:: AIM ::
Each entry must be reproduced precisely as it stands.

:: ENTRIES ::
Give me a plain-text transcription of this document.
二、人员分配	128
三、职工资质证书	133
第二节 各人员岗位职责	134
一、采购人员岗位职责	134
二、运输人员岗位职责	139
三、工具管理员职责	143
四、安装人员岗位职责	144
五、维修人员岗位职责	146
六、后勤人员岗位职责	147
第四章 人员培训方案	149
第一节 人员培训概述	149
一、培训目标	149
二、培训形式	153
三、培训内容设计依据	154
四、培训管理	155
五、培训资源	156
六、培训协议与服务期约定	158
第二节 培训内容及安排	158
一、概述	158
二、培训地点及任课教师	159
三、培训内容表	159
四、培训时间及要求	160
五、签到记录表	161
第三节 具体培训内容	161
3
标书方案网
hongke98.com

:: THE RESULT ::
Give me a plain-text transcription of this document.
二、人员分配	128
三、职工资质证书	133
第二节 各人员岗位职责	134
一、采购人员岗位职责	134
二、运输人员岗位职责	139
三、工具管理员职责	143
四、安装人员岗位职责	144
五、维修人员岗位职责	146
六、后勤人员岗位职责	147
第四章 人员培训方案	149
第一节 人员培训概述	149
一、培训目标	149
二、培训形式	153
三、培训内容设计依据	154
四、培训管理	155
五、培训资源	156
六、培训协议与服务期约定	158
第二节 培训内容及安排	158
一、概述	158
二、培训地点及任课教师	159
三、培训内容表	159
四、培训时间及要求	160
五、签到记录表	161
第三节 具体培训内容	161
3
标书方案网
hongke98.com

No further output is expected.